## Your instructions
Below are records; count the lines in them that hold "this" and give only the count.

** Start **

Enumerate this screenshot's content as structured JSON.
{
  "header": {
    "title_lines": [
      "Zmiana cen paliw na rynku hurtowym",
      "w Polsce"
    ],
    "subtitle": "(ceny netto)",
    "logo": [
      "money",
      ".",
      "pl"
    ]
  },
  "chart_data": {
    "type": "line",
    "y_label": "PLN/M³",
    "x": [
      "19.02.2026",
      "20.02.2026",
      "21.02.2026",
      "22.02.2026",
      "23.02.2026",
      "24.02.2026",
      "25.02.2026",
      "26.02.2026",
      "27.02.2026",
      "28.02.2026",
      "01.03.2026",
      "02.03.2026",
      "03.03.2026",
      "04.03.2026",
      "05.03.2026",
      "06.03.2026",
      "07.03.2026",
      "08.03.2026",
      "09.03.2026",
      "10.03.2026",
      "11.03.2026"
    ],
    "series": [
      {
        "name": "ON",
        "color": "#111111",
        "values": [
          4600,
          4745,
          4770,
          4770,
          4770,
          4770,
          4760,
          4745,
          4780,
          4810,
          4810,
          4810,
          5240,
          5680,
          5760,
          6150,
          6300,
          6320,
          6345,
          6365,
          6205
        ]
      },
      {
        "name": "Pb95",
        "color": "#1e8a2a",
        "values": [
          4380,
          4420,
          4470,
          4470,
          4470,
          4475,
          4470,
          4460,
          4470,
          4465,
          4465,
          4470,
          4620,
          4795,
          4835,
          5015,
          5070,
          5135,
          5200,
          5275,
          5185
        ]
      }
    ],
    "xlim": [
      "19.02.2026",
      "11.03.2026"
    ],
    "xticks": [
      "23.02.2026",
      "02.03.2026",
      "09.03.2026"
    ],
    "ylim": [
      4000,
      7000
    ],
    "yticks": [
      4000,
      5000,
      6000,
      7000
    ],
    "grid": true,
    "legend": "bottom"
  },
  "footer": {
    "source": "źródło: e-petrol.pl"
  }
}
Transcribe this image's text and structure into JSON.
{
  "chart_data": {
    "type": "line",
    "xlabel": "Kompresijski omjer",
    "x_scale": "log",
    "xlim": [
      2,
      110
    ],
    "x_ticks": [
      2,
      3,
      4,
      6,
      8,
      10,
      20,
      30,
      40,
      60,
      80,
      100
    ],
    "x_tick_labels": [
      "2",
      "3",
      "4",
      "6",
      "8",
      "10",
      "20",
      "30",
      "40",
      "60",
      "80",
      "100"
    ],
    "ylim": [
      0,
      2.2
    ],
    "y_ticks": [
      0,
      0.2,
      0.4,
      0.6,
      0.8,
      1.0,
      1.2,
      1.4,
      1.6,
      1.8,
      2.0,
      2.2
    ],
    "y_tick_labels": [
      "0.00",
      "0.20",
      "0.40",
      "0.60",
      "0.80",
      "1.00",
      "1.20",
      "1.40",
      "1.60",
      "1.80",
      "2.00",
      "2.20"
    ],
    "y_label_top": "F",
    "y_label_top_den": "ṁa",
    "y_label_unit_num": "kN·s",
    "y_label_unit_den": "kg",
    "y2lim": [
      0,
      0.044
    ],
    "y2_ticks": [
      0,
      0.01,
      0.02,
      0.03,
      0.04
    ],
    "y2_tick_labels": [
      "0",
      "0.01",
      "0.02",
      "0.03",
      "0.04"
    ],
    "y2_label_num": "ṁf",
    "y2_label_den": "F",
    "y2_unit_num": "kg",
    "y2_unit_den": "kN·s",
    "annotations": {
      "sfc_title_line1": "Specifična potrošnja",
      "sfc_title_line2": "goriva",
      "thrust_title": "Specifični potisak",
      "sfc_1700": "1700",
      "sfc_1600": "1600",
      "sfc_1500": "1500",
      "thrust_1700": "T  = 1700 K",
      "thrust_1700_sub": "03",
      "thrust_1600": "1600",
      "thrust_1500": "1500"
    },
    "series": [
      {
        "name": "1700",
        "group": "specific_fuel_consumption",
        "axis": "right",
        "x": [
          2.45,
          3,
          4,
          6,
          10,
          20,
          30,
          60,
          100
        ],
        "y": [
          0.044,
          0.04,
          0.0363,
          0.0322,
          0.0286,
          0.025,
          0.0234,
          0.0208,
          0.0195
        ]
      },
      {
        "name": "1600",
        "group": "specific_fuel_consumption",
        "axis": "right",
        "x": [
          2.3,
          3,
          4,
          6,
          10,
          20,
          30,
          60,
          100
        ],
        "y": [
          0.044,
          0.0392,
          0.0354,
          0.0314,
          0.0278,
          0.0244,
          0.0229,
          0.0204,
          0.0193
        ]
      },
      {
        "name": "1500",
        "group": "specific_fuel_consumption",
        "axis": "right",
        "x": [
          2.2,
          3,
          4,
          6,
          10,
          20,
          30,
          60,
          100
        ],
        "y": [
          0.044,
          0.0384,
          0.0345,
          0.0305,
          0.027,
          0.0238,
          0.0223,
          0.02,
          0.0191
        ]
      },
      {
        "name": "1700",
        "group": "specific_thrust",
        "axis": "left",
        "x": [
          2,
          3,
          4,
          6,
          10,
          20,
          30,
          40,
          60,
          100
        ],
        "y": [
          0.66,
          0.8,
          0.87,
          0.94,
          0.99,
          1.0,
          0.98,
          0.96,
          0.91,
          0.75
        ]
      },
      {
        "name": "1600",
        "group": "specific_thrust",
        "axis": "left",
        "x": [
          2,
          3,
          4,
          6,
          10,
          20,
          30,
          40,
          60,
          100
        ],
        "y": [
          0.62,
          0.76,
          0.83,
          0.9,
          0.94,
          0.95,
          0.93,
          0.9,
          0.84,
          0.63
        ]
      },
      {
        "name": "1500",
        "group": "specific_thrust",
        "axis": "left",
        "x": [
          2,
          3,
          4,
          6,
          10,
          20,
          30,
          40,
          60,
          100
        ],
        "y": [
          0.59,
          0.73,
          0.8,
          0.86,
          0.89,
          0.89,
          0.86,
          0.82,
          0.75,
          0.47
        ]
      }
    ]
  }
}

** End **

## Problem solution
2